-- begin MATERIAL TO PROCESS --

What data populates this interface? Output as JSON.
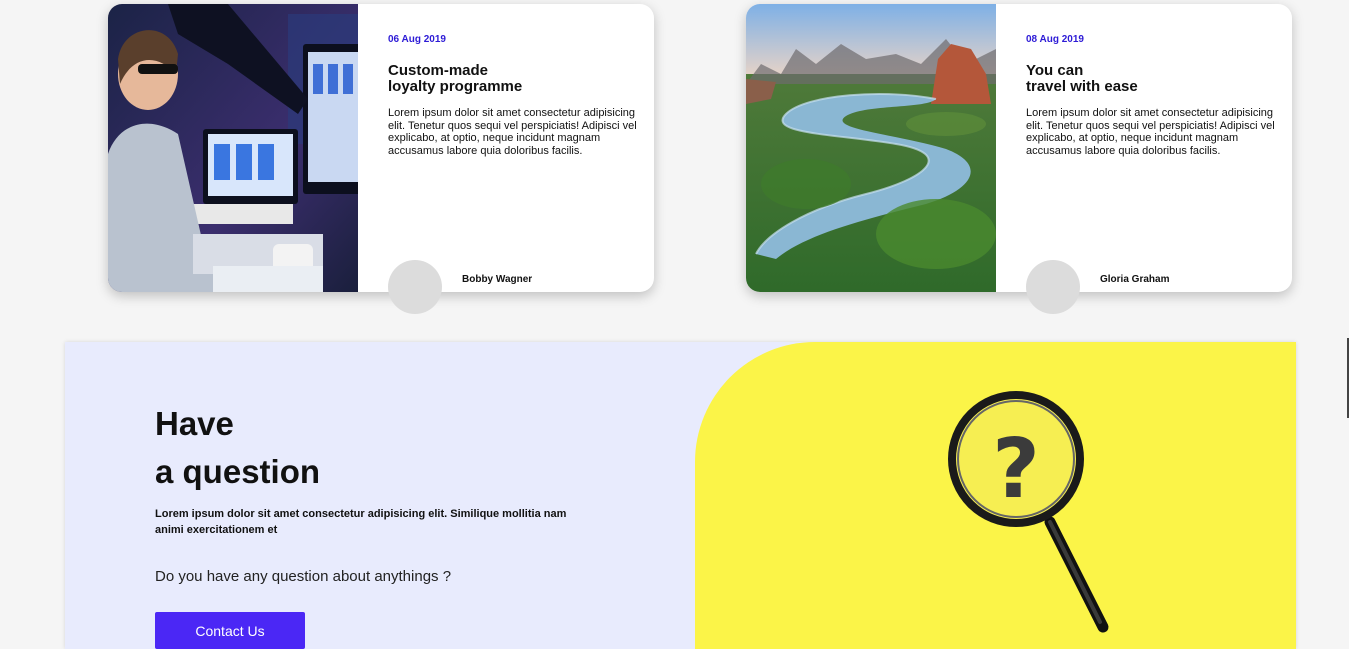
{
  "cards": [
    {
      "date": "06 Aug 2019",
      "title_line1": "Custom-made",
      "title_line2": "loyalty programme",
      "description": "Lorem ipsum dolor sit amet consectetur adipisicing elit. Tenetur quos sequi vel perspiciatis! Adipisci vel explicabo, at optio, neque incidunt magnam accusamus labore quia doloribus facilis.",
      "author": "Bobby Wagner"
    },
    {
      "date": "08 Aug 2019",
      "title_line1": "You can",
      "title_line2": "travel with ease",
      "description": "Lorem ipsum dolor sit amet consectetur adipisicing elit. Tenetur quos sequi vel perspiciatis! Adipisci vel explicabo, at optio, neque incidunt magnam accusamus labore quia doloribus facilis.",
      "author": "Gloria Graham"
    }
  ],
  "question": {
    "heading_line1": "Have",
    "heading_line2": "a question",
    "subtext": "Lorem ipsum dolor sit amet consectetur adipisicing elit. Similique mollitia nam animi exercitationem et",
    "prompt": "Do you have any question about anythings ?",
    "button_label": "Contact Us",
    "image_glyph": "?"
  },
  "colors": {
    "accent": "#4b27f5",
    "date": "#2d1bd6",
    "panel_bg": "#e8ebfd",
    "yellow": "#fbf448"
  },
  "icons": [
    "magnifying-glass-question-icon"
  ]
}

-- end MATERIAL TO PROCESS --

- [TASK TO COMPLETE]: Write out the records above once more, word for word, with no pictures.

- [EXERCISE ANSWER]:
What data populates this interface? Output as JSON.
{
  "cards": [
    {
      "date": "06 Aug 2019",
      "title_line1": "Custom-made",
      "title_line2": "loyalty programme",
      "description": "Lorem ipsum dolor sit amet consectetur adipisicing elit. Tenetur quos sequi vel perspiciatis! Adipisci vel explicabo, at optio, neque incidunt magnam accusamus labore quia doloribus facilis.",
      "author": "Bobby Wagner"
    },
    {
      "date": "08 Aug 2019",
      "title_line1": "You can",
      "title_line2": "travel with ease",
      "description": "Lorem ipsum dolor sit amet consectetur adipisicing elit. Tenetur quos sequi vel perspiciatis! Adipisci vel explicabo, at optio, neque incidunt magnam accusamus labore quia doloribus facilis.",
      "author": "Gloria Graham"
    }
  ],
  "question": {
    "heading_line1": "Have",
    "heading_line2": "a question",
    "subtext": "Lorem ipsum dolor sit amet consectetur adipisicing elit. Similique mollitia nam animi exercitationem et",
    "prompt": "Do you have any question about anythings ?",
    "button_label": "Contact Us",
    "image_glyph": "?"
  },
  "colors": {
    "accent": "#4b27f5",
    "date": "#2d1bd6",
    "panel_bg": "#e8ebfd",
    "yellow": "#fbf448"
  },
  "icons": [
    "magnifying-glass-question-icon"
  ]
}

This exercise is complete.